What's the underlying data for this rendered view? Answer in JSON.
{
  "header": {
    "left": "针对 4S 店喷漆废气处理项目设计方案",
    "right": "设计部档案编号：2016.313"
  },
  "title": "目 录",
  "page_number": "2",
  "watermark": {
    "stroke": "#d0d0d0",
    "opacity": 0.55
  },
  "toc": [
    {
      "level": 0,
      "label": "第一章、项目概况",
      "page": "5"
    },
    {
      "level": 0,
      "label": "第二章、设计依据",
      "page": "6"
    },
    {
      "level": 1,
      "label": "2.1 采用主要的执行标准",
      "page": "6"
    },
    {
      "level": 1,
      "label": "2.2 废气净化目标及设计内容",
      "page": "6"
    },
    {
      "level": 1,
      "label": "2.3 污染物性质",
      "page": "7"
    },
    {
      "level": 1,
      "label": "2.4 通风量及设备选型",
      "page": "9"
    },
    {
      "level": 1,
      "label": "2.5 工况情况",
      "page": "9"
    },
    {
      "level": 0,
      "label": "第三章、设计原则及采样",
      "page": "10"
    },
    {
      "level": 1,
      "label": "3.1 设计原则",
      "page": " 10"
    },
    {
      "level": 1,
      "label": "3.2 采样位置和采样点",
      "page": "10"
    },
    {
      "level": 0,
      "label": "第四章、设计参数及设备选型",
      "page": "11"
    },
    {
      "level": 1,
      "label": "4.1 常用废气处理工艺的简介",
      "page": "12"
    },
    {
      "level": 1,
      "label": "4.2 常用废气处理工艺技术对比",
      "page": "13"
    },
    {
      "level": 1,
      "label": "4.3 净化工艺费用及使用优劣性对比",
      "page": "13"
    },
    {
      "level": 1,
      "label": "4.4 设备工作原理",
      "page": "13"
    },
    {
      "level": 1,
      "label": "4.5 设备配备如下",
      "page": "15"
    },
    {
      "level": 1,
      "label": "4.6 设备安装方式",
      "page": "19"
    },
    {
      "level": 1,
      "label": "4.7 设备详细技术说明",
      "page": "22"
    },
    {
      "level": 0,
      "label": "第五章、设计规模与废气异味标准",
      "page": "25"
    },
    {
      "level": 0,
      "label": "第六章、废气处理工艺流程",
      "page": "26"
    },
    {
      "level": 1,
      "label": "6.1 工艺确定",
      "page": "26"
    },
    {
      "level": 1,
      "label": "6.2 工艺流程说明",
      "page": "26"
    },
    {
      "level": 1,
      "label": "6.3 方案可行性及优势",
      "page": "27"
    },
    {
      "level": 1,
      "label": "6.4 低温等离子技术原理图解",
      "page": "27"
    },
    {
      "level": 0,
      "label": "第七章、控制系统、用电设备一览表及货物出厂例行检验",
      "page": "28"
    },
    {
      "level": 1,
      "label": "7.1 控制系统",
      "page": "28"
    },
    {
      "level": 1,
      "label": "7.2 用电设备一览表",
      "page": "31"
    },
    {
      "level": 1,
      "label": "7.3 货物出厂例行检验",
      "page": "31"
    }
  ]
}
-*-*-
Goal
Read the entries and show each line that mentions "控制系统".

Task solution
      "label": "第七章、控制系统、用电设备一览表及货物出厂例行检验",
      "label": "7.1 控制系统",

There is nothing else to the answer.